**Task brief:**
Quote every line of the material beneath this one.

**Supplied entries:**

::::::

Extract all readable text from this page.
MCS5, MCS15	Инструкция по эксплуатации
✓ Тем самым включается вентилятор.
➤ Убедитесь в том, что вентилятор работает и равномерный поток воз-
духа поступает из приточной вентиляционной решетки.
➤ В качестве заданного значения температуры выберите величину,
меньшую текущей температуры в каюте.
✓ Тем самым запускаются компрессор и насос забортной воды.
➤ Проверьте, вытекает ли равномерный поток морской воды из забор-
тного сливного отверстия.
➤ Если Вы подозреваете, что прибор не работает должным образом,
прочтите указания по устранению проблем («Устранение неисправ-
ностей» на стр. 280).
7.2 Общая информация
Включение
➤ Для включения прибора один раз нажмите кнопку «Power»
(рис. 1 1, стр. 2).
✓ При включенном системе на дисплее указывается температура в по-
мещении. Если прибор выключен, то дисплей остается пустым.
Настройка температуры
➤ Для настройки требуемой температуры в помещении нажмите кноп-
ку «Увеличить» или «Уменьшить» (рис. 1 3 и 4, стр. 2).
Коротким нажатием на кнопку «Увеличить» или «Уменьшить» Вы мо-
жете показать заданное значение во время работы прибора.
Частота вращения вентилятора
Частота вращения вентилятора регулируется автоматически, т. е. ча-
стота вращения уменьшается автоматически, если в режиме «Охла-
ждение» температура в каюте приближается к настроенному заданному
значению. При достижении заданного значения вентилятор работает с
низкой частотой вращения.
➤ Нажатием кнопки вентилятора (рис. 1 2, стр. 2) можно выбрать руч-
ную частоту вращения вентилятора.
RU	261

::::::

**Task result:**
Extract all readable text from this page.
MCS5, MCS15	Инструкция по эксплуатации
✓ Тем самым включается вентилятор.
➤ Убедитесь в том, что вентилятор работает и равномерный поток воз-
духа поступает из приточной вентиляционной решетки.
➤ В качестве заданного значения температуры выберите величину,
меньшую текущей температуры в каюте.
✓ Тем самым запускаются компрессор и насос забортной воды.
➤ Проверьте, вытекает ли равномерный поток морской воды из забор-
тного сливного отверстия.
➤ Если Вы подозреваете, что прибор не работает должным образом,
прочтите указания по устранению проблем («Устранение неисправ-
ностей» на стр. 280).
7.2 Общая информация
Включение
➤ Для включения прибора один раз нажмите кнопку «Power»
(рис. 1 1, стр. 2).
✓ При включенном системе на дисплее указывается температура в по-
мещении. Если прибор выключен, то дисплей остается пустым.
Настройка температуры
➤ Для настройки требуемой температуры в помещении нажмите кноп-
ку «Увеличить» или «Уменьшить» (рис. 1 3 и 4, стр. 2).
Коротким нажатием на кнопку «Увеличить» или «Уменьшить» Вы мо-
жете показать заданное значение во время работы прибора.
Частота вращения вентилятора
Частота вращения вентилятора регулируется автоматически, т. е. ча-
стота вращения уменьшается автоматически, если в режиме «Охла-
ждение» температура в каюте приближается к настроенному заданному
значению. При достижении заданного значения вентилятор работает с
низкой частотой вращения.
➤ Нажатием кнопки вентилятора (рис. 1 2, стр. 2) можно выбрать руч-
ную частоту вращения вентилятора.
RU	261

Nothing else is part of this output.